Textauszug:

Die Mauer der Demokratie in Shanghai (März 1979)

Shanghai hatte - so wie etliche andere Großstädte in China - seine eigene Version der Demokratiemauer. Sie befand sich beim "Volkspark" in der näher der Huaihai Middle Road. Die folgenden Schwarzweißfotos von Wandzeitungen in Shanghai wurden vom französischen Sinologen Alain Peyraube zur Verfügung gestellt. Er war im März 1979 in Shanghai.

"Liebe 'Gebildete Jugend' aus Shanghai in Xinjiang:"

"Nachrichten der Beschwerdeführer in Kürze (Nr. 1)"

"Offener Brief an den Vorsitzenden Hua Guofeng" (21. März 1979)

... von einem "Vertreter der Beschwerdeführer aus Shanghai, der zu früh verheiratet wurde", und jetzt in die Stadt zurück will. Er sei sozusagen in die Falle getappt, sei der Parteipropaganda gefolgt, die besagte, man müsse die Unterschiede zwischen Stadt und Land verringern, die Jugendlichen aus der Stadt wurden auch angehalten, auf den Dörfern einen Ehepartner zu finden. Nun sitze er im Dorf fest, die Vorteile des städtischen Lebens (z.B. um einen Studienplatz, eine Arbeitsstelle oder auch gute Gesundheitsversorgung zu erhalten) seien mit der Heirat verloren gegangen, selbst wenn er bereit wäre, getrennt vom Ehepartner zu leben. "Warum habt ihr gleich heiraten müssen", sagt man ihm. Er gelte nun als "Dorfbewohner", ohne Recht nach Shanghai zurückzukehren. Nicht einmal die Kinder hätten dieses Recht. Seine Forderung: Es müsse doch einen Weg zurück nach Shanghai geben.

"Ein Brief an den Genossen Deng Xiaoping" (24. März 1979)

Aufgabenstellung:
1: Wer stellte laut dem Textauszug über die Demokratiemauer in Shanghai die Schwarzweißfotos der Wandzeitungen zur Verfügung?
2: Führen Sie den Textauszug über die Demokratiemauer in Shanghai im Anschluss an seine letzte Zeile fort.

Bereitgestellte Einträge:
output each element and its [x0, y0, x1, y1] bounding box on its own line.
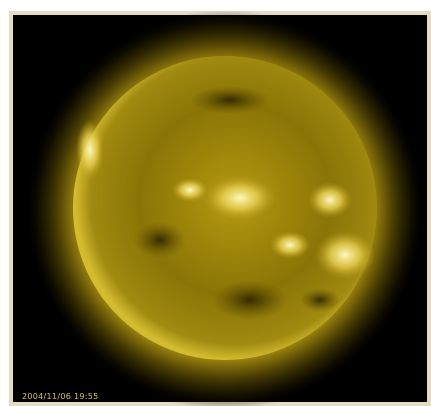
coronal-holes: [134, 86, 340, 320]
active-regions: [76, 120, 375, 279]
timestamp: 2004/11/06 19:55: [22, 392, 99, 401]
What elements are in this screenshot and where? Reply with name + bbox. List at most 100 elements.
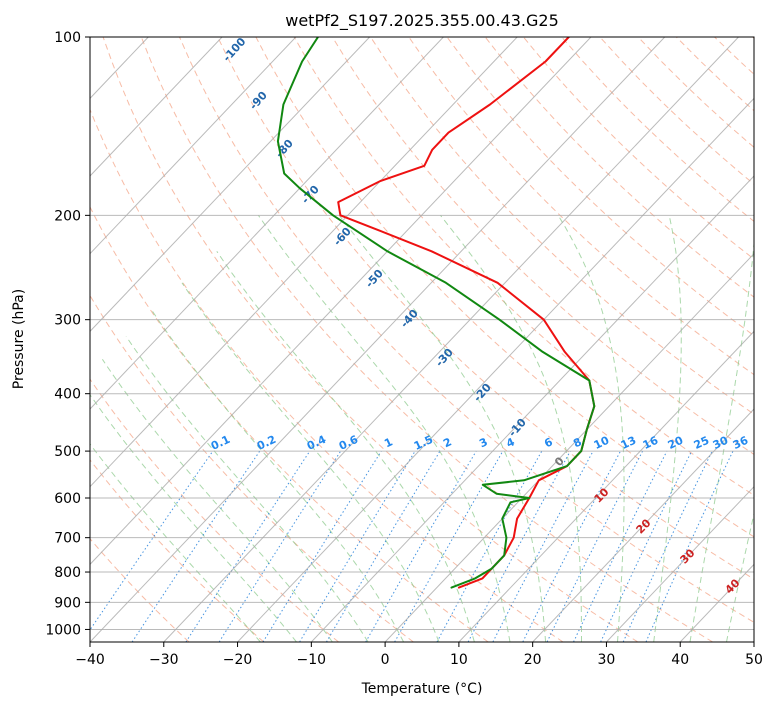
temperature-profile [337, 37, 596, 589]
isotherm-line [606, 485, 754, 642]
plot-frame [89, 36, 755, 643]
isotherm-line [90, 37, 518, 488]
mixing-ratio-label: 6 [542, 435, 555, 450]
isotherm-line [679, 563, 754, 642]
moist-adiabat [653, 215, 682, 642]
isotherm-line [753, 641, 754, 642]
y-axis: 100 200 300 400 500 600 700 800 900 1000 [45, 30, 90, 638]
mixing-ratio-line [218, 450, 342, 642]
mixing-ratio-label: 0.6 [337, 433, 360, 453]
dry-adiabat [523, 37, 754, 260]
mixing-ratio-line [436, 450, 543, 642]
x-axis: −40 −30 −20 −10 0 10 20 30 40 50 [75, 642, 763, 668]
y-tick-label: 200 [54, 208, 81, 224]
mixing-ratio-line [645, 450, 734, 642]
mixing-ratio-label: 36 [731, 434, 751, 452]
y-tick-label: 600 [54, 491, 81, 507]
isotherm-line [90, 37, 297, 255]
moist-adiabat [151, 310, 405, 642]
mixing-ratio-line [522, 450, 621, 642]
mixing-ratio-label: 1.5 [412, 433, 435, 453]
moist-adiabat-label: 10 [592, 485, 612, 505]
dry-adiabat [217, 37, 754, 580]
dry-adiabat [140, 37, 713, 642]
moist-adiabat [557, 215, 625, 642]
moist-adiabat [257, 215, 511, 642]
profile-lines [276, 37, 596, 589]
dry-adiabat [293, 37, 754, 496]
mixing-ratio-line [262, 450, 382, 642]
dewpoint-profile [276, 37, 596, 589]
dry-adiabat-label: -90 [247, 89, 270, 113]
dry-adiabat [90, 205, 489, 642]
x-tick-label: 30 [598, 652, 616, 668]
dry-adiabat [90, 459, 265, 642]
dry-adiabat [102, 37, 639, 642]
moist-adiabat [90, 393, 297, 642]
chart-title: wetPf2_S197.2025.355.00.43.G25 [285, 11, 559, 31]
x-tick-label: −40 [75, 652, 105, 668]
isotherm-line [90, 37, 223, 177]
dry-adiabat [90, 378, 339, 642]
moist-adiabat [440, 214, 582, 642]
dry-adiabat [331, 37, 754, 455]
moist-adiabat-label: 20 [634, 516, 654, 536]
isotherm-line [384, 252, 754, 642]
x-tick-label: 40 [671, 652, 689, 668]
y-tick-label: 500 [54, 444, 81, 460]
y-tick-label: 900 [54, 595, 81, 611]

Erwartete Ergebnisse:
1: Der französische Sinologe Alain Peyraube.

2:
Der offene Brief stammt vom gleichen "zu früh verheirateten" Autor, einem der "gebildeten Jugendlichen", wie man damals zu den in den 1960er-Jahren auf Maos Geheiß in entlegene Gebiete verschickter Mittelschülern sagte. Er beklagt sich nun über die harschen Lebensbedingungen auf dem Land und wiederholt, was er schon an Parteichef Hua Guofeng geschrieben hat.

"Was mit mir passiert ist - als ich dachte, jeder sei gleich vor dem Gesetz" (23. März 1979)

In dieser Wandzeitung beschuldigt der Fabrikarbeiter Wang Shilong drei Polizisten, ihn und andere gewöhnliche Bürger zu schikanieren. Beamte müssten "Diener des Volkes" sein, die Bevölkerung sollte der "Herr" sein, doch in der Realität sei es umgekehrt. Er selbst habe keine "Hintertür", durch die er es sich richten kann.

"Bitte zwei Wochen hängen lassen" - solche und ähnliche Anmerkungen standen oft bei den Wandzeitungen. Aus Platzgründen klebten die Autoren ihre neuen Zeitungen gerne über die von anderen, die dadurch oft nur einige Tage oder Stunden zu lesen waren. So gesehen litt die neue Meinungsfreiheit manchmal unter der Anarchie der Veröffentlichungen.

"Liebeslied" + "Zeitung aus dem tiefen Teich" ("Tan Bao")

Das "Liebeslied" ist eine Ode an Demokratie und Wissenschaft und an die von den Reformern versprochenen "Vier Modernisierungen" (in Industrie, Landwirtschaft, Militärwesen und Wissenschaft). Dafür "muss ich meine Jugend opfern - Mama, mach Dir keine Sorgen".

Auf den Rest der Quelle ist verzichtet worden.